— Start Data to process —

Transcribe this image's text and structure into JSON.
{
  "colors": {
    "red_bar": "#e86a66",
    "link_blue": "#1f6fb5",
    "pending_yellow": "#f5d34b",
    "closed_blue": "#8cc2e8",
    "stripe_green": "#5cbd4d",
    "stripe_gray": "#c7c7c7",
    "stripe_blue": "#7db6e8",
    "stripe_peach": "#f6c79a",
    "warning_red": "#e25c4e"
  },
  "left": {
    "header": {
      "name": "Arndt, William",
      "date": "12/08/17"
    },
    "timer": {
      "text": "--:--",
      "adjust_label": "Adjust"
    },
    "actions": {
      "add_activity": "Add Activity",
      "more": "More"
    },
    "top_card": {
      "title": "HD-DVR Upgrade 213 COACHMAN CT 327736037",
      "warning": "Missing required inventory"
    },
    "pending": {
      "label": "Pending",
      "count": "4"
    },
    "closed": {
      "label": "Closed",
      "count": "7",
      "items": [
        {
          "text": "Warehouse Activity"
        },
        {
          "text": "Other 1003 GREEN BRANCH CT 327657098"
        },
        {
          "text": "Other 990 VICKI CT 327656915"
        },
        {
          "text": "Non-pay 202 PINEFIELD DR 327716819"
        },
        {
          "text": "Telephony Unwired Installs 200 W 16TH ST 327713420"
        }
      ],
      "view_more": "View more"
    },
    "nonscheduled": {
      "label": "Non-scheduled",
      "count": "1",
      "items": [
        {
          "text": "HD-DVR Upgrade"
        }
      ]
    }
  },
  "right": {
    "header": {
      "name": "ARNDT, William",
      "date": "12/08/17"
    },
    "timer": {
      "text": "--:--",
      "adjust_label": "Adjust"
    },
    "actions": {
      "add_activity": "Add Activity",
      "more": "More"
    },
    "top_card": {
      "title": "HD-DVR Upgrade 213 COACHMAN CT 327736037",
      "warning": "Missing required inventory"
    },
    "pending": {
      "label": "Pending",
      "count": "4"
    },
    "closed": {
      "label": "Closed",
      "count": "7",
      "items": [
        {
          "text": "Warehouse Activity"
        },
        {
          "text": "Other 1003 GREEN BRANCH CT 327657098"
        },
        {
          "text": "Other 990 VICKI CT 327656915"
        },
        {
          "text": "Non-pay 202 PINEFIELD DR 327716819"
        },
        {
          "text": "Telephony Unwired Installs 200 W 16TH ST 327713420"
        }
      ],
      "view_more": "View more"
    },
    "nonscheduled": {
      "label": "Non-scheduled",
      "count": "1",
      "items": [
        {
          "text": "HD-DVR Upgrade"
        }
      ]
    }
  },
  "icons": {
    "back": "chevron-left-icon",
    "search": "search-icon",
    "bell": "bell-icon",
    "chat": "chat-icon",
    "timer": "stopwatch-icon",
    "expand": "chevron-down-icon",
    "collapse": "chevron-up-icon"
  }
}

— End Data to process —

Required task: Set all of the entries down again, exactly as they were given.

Solution to this task:
Transcribe this image's text and structure into JSON.
{
  "colors": {
    "red_bar": "#e86a66",
    "link_blue": "#1f6fb5",
    "pending_yellow": "#f5d34b",
    "closed_blue": "#8cc2e8",
    "stripe_green": "#5cbd4d",
    "stripe_gray": "#c7c7c7",
    "stripe_blue": "#7db6e8",
    "stripe_peach": "#f6c79a",
    "warning_red": "#e25c4e"
  },
  "left": {
    "header": {
      "name": "Arndt, William",
      "date": "12/08/17"
    },
    "timer": {
      "text": "--:--",
      "adjust_label": "Adjust"
    },
    "actions": {
      "add_activity": "Add Activity",
      "more": "More"
    },
    "top_card": {
      "title": "HD-DVR Upgrade 213 COACHMAN CT 327736037",
      "warning": "Missing required inventory"
    },
    "pending": {
      "label": "Pending",
      "count": "4"
    },
    "closed": {
      "label": "Closed",
      "count": "7",
      "items": [
        {
          "text": "Warehouse Activity"
        },
        {
          "text": "Other 1003 GREEN BRANCH CT 327657098"
        },
        {
          "text": "Other 990 VICKI CT 327656915"
        },
        {
          "text": "Non-pay 202 PINEFIELD DR 327716819"
        },
        {
          "text": "Telephony Unwired Installs 200 W 16TH ST 327713420"
        }
      ],
      "view_more": "View more"
    },
    "nonscheduled": {
      "label": "Non-scheduled",
      "count": "1",
      "items": [
        {
          "text": "HD-DVR Upgrade"
        }
      ]
    }
  },
  "right": {
    "header": {
      "name": "ARNDT, William",
      "date": "12/08/17"
    },
    "timer": {
      "text": "--:--",
      "adjust_label": "Adjust"
    },
    "actions": {
      "add_activity": "Add Activity",
      "more": "More"
    },
    "top_card": {
      "title": "HD-DVR Upgrade 213 COACHMAN CT 327736037",
      "warning": "Missing required inventory"
    },
    "pending": {
      "label": "Pending",
      "count": "4"
    },
    "closed": {
      "label": "Closed",
      "count": "7",
      "items": [
        {
          "text": "Warehouse Activity"
        },
        {
          "text": "Other 1003 GREEN BRANCH CT 327657098"
        },
        {
          "text": "Other 990 VICKI CT 327656915"
        },
        {
          "text": "Non-pay 202 PINEFIELD DR 327716819"
        },
        {
          "text": "Telephony Unwired Installs 200 W 16TH ST 327713420"
        }
      ],
      "view_more": "View more"
    },
    "nonscheduled": {
      "label": "Non-scheduled",
      "count": "1",
      "items": [
        {
          "text": "HD-DVR Upgrade"
        }
      ]
    }
  },
  "icons": {
    "back": "chevron-left-icon",
    "search": "search-icon",
    "bell": "bell-icon",
    "chat": "chat-icon",
    "timer": "stopwatch-icon",
    "expand": "chevron-down-icon",
    "collapse": "chevron-up-icon"
  }
}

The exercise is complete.